_Dataset items_
☆ ☆ ☆ ☆
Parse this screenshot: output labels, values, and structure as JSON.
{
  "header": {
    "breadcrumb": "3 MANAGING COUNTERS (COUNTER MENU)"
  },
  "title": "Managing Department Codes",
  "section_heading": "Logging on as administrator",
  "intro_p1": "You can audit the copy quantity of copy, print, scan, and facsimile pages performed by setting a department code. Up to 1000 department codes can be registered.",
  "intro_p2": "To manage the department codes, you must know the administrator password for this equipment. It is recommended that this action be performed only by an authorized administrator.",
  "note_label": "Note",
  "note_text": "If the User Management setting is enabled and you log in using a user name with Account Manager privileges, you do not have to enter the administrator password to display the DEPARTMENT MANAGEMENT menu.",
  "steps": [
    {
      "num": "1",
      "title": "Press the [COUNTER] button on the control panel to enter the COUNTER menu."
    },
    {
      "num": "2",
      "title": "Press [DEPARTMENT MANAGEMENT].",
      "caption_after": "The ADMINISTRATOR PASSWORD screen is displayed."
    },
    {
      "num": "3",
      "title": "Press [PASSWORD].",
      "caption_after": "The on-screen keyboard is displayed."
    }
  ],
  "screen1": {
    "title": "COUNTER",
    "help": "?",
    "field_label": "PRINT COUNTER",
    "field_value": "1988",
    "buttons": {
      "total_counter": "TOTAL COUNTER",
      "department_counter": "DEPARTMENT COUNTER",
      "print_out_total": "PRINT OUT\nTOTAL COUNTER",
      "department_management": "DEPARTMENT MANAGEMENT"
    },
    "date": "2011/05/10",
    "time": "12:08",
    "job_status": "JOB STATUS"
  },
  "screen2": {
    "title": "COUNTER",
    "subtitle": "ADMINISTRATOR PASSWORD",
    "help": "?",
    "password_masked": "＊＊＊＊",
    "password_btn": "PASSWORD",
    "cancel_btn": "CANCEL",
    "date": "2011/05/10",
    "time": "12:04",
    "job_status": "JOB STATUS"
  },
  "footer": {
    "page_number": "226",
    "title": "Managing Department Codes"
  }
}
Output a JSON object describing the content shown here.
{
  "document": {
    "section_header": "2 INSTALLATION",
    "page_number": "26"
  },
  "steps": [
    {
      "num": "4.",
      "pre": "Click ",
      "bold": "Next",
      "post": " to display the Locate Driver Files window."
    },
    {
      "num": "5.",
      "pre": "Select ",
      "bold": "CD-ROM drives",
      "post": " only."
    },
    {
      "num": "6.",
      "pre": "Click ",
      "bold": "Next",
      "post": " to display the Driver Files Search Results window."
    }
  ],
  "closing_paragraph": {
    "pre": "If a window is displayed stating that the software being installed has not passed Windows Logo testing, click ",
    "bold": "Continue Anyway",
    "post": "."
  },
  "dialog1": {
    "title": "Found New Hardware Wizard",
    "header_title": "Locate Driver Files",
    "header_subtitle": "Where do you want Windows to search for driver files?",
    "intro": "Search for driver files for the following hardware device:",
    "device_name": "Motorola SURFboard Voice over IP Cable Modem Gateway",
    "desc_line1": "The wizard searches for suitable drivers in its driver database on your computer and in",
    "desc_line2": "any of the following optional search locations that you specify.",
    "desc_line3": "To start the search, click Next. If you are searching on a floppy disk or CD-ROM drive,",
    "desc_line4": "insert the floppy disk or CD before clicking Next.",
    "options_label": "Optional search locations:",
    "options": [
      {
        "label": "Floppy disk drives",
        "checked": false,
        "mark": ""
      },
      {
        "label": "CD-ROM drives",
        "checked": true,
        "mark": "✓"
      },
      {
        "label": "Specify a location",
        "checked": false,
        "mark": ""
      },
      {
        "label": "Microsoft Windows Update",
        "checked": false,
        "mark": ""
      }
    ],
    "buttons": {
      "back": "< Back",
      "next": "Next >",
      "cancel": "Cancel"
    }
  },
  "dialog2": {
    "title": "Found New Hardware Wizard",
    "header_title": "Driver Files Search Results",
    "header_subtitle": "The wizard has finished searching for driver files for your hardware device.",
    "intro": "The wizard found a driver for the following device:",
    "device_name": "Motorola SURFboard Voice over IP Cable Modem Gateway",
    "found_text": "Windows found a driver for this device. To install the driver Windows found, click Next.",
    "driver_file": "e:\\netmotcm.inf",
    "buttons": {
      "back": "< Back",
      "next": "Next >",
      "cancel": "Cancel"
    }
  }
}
☆ ☆ ☆ ☆
_Problem to work on_
Write the data from above out again, exactly.

_Answer in full_
Parse this screenshot: output labels, values, and structure as JSON.
{
  "header": {
    "breadcrumb": "3 MANAGING COUNTERS (COUNTER MENU)"
  },
  "title": "Managing Department Codes",
  "section_heading": "Logging on as administrator",
  "intro_p1": "You can audit the copy quantity of copy, print, scan, and facsimile pages performed by setting a department code. Up to 1000 department codes can be registered.",
  "intro_p2": "To manage the department codes, you must know the administrator password for this equipment. It is recommended that this action be performed only by an authorized administrator.",
  "note_label": "Note",
  "note_text": "If the User Management setting is enabled and you log in using a user name with Account Manager privileges, you do not have to enter the administrator password to display the DEPARTMENT MANAGEMENT menu.",
  "steps": [
    {
      "num": "1",
      "title": "Press the [COUNTER] button on the control panel to enter the COUNTER menu."
    },
    {
      "num": "2",
      "title": "Press [DEPARTMENT MANAGEMENT].",
      "caption_after": "The ADMINISTRATOR PASSWORD screen is displayed."
    },
    {
      "num": "3",
      "title": "Press [PASSWORD].",
      "caption_after": "The on-screen keyboard is displayed."
    }
  ],
  "screen1": {
    "title": "COUNTER",
    "help": "?",
    "field_label": "PRINT COUNTER",
    "field_value": "1988",
    "buttons": {
      "total_counter": "TOTAL COUNTER",
      "department_counter": "DEPARTMENT COUNTER",
      "print_out_total": "PRINT OUT\nTOTAL COUNTER",
      "department_management": "DEPARTMENT MANAGEMENT"
    },
    "date": "2011/05/10",
    "time": "12:08",
    "job_status": "JOB STATUS"
  },
  "screen2": {
    "title": "COUNTER",
    "subtitle": "ADMINISTRATOR PASSWORD",
    "help": "?",
    "password_masked": "＊＊＊＊",
    "password_btn": "PASSWORD",
    "cancel_btn": "CANCEL",
    "date": "2011/05/10",
    "time": "12:04",
    "job_status": "JOB STATUS"
  },
  "footer": {
    "page_number": "226",
    "title": "Managing Department Codes"
  }
}
Output a JSON object describing the content shown here.
{
  "document": {
    "section_header": "2 INSTALLATION",
    "page_number": "26"
  },
  "steps": [
    {
      "num": "4.",
      "pre": "Click ",
      "bold": "Next",
      "post": " to display the Locate Driver Files window."
    },
    {
      "num": "5.",
      "pre": "Select ",
      "bold": "CD-ROM drives",
      "post": " only."
    },
    {
      "num": "6.",
      "pre": "Click ",
      "bold": "Next",
      "post": " to display the Driver Files Search Results window."
    }
  ],
  "closing_paragraph": {
    "pre": "If a window is displayed stating that the software being installed has not passed Windows Logo testing, click ",
    "bold": "Continue Anyway",
    "post": "."
  },
  "dialog1": {
    "title": "Found New Hardware Wizard",
    "header_title": "Locate Driver Files",
    "header_subtitle": "Where do you want Windows to search for driver files?",
    "intro": "Search for driver files for the following hardware device:",
    "device_name": "Motorola SURFboard Voice over IP Cable Modem Gateway",
    "desc_line1": "The wizard searches for suitable drivers in its driver database on your computer and in",
    "desc_line2": "any of the following optional search locations that you specify.",
    "desc_line3": "To start the search, click Next. If you are searching on a floppy disk or CD-ROM drive,",
    "desc_line4": "insert the floppy disk or CD before clicking Next.",
    "options_label": "Optional search locations:",
    "options": [
      {
        "label": "Floppy disk drives",
        "checked": false,
        "mark": ""
      },
      {
        "label": "CD-ROM drives",
        "checked": true,
        "mark": "✓"
      },
      {
        "label": "Specify a location",
        "checked": false,
        "mark": ""
      },
      {
        "label": "Microsoft Windows Update",
        "checked": false,
        "mark": ""
      }
    ],
    "buttons": {
      "back": "< Back",
      "next": "Next >",
      "cancel": "Cancel"
    }
  },
  "dialog2": {
    "title": "Found New Hardware Wizard",
    "header_title": "Driver Files Search Results",
    "header_subtitle": "The wizard has finished searching for driver files for your hardware device.",
    "intro": "The wizard found a driver for the following device:",
    "device_name": "Motorola SURFboard Voice over IP Cable Modem Gateway",
    "found_text": "Windows found a driver for this device. To install the driver Windows found, click Next.",
    "driver_file": "e:\\netmotcm.inf",
    "buttons": {
      "back": "< Back",
      "next": "Next >",
      "cancel": "Cancel"
    }
  }
}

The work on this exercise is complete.